**Work to complete**
In the entries below, identify every line with the string "energy" and copy it.

— BEGIN —

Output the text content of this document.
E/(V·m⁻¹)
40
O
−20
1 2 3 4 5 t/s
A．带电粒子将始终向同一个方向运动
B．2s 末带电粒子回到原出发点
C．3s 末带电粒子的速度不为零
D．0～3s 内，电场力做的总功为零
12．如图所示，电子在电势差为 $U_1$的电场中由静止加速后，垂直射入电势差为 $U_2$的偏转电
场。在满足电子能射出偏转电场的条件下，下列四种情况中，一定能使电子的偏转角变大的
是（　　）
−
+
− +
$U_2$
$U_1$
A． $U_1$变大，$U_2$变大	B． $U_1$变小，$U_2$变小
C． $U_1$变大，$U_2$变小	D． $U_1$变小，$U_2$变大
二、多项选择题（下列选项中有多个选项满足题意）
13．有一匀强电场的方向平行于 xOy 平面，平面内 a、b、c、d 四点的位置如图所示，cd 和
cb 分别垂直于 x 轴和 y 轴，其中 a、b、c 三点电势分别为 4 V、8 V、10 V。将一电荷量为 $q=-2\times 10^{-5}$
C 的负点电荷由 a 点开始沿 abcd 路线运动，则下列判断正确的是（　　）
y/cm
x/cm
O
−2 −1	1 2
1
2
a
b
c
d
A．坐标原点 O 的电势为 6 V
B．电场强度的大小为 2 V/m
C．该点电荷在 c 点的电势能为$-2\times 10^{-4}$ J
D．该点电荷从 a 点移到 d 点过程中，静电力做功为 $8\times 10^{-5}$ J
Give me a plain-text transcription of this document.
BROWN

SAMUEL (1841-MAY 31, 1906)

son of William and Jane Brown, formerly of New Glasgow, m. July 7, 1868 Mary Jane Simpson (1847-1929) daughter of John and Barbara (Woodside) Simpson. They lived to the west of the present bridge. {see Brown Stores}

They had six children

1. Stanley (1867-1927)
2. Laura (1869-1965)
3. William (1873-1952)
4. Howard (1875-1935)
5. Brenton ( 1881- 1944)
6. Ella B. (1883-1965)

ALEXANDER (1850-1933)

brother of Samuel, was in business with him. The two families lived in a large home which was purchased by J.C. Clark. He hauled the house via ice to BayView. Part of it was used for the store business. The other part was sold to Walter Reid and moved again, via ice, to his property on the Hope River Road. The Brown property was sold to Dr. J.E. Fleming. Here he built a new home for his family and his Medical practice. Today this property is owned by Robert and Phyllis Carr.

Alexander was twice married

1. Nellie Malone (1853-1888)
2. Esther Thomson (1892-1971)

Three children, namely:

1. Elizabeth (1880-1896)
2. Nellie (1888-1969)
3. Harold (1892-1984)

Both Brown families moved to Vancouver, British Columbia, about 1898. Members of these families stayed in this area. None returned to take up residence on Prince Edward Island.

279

— END —
— BEGIN —

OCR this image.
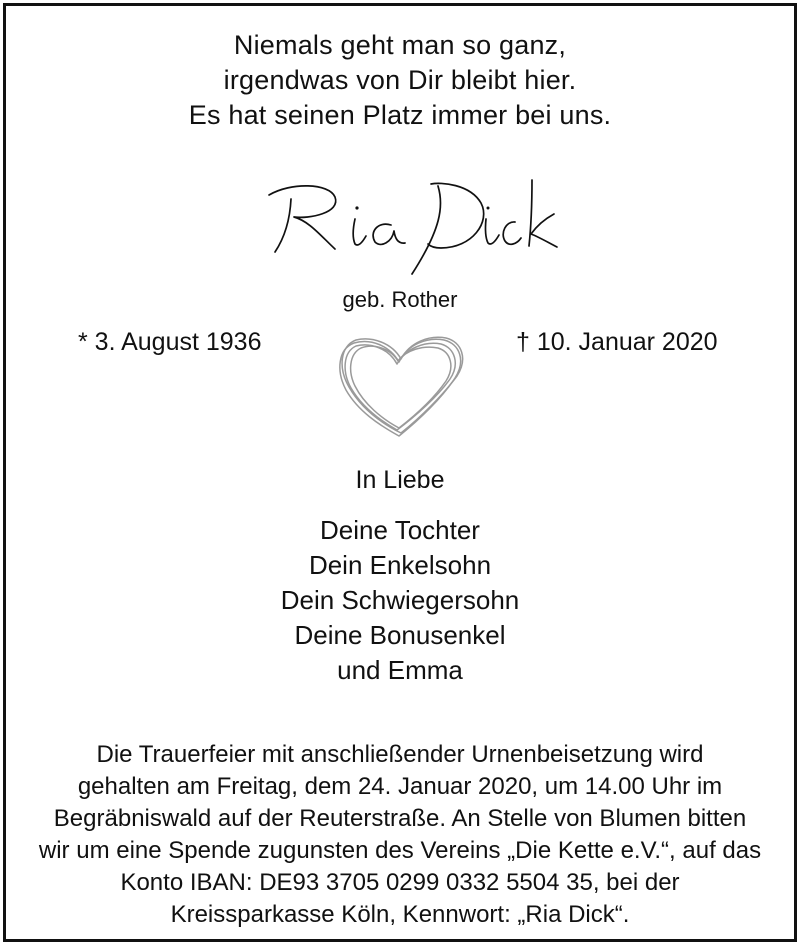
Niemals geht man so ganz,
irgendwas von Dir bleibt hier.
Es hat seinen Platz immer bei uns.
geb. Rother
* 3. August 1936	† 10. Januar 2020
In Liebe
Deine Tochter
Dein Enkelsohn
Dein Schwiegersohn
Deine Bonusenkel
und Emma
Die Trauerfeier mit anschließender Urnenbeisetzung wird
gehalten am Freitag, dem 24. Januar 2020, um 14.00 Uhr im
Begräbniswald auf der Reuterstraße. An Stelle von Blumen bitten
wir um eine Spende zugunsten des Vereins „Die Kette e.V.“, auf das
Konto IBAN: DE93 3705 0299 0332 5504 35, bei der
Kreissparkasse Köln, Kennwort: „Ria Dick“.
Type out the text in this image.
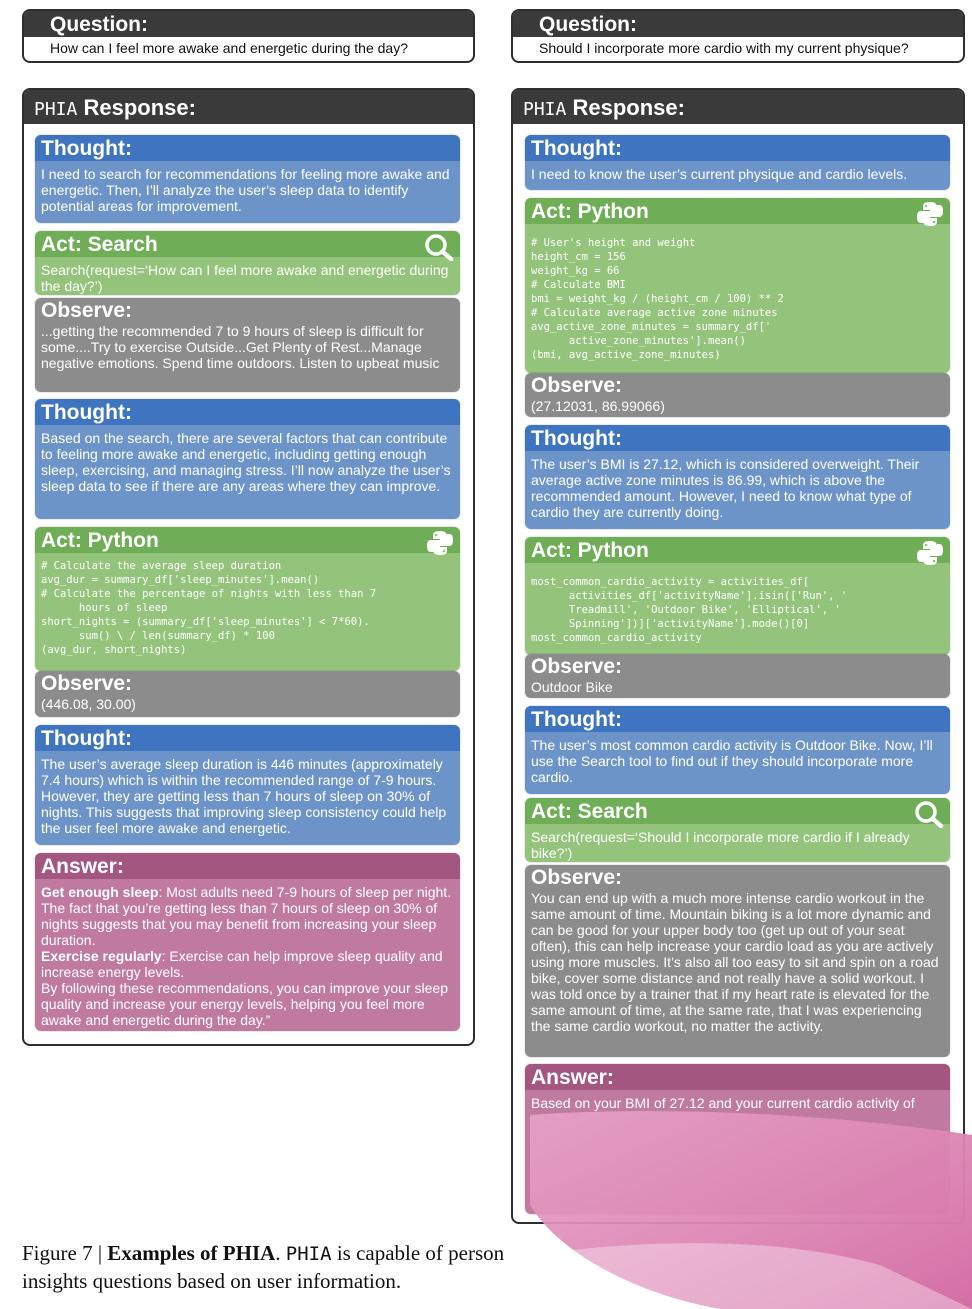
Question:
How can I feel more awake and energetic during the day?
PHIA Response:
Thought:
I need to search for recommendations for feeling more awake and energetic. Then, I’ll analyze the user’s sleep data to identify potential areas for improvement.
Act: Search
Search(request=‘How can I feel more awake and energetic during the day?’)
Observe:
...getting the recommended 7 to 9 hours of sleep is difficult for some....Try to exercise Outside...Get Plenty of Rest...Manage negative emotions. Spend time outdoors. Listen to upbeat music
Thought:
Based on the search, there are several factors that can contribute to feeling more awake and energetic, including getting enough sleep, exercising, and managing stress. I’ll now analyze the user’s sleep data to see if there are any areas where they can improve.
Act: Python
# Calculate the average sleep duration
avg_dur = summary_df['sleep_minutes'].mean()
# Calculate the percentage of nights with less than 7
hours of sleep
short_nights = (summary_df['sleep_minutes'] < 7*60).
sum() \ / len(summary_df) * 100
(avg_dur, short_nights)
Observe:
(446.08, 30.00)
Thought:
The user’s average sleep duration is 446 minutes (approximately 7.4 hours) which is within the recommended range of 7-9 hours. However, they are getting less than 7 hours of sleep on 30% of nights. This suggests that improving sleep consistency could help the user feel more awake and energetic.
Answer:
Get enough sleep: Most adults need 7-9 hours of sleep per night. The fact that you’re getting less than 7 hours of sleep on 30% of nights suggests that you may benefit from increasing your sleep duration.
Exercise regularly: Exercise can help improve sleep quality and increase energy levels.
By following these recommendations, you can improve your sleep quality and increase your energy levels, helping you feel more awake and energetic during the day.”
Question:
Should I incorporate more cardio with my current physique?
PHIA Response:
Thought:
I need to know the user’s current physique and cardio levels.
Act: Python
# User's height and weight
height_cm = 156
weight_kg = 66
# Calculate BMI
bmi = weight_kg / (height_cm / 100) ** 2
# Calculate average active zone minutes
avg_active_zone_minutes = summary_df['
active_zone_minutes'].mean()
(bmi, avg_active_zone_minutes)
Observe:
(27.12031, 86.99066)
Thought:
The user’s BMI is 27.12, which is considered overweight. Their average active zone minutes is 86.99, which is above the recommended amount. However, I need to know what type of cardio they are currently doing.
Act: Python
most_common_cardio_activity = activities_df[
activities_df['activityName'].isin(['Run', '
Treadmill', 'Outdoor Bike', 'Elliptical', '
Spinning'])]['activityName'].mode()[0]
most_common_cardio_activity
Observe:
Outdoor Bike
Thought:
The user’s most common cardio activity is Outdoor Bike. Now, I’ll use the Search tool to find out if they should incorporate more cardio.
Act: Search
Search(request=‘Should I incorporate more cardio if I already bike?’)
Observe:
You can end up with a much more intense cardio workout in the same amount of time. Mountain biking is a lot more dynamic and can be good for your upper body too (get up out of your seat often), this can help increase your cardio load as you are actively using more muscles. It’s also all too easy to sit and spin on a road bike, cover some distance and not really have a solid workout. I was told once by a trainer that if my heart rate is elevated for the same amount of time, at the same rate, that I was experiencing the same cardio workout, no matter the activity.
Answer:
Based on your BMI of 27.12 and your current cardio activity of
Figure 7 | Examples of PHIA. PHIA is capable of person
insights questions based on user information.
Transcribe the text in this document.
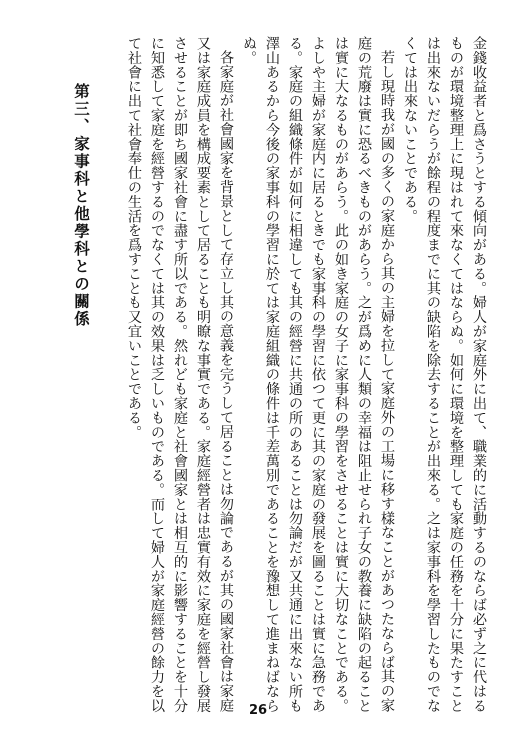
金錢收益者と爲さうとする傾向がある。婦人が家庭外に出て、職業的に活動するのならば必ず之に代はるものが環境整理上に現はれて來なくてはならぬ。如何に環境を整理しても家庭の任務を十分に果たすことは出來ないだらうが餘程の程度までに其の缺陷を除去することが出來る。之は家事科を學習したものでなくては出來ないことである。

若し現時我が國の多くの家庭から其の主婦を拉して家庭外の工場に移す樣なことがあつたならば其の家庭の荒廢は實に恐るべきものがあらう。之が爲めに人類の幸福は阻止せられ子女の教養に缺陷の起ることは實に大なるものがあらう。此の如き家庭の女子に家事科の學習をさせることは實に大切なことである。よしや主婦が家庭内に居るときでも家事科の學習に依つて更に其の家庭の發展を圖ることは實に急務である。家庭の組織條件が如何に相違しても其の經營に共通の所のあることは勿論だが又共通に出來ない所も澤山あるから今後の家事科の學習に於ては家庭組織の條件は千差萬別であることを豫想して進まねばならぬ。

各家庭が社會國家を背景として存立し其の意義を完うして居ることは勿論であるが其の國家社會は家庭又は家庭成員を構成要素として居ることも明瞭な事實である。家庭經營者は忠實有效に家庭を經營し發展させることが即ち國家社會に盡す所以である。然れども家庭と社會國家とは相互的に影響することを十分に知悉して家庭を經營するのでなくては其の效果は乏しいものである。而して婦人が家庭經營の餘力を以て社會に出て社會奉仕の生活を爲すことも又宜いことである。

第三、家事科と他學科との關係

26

— END —

**Response below**
Exercise regularly: Exercise can help improve sleep quality and increase energy levels.
By following these recommendations, you can improve your sleep quality and increase your energy levels, helping you feel more awake and energetic during the day.”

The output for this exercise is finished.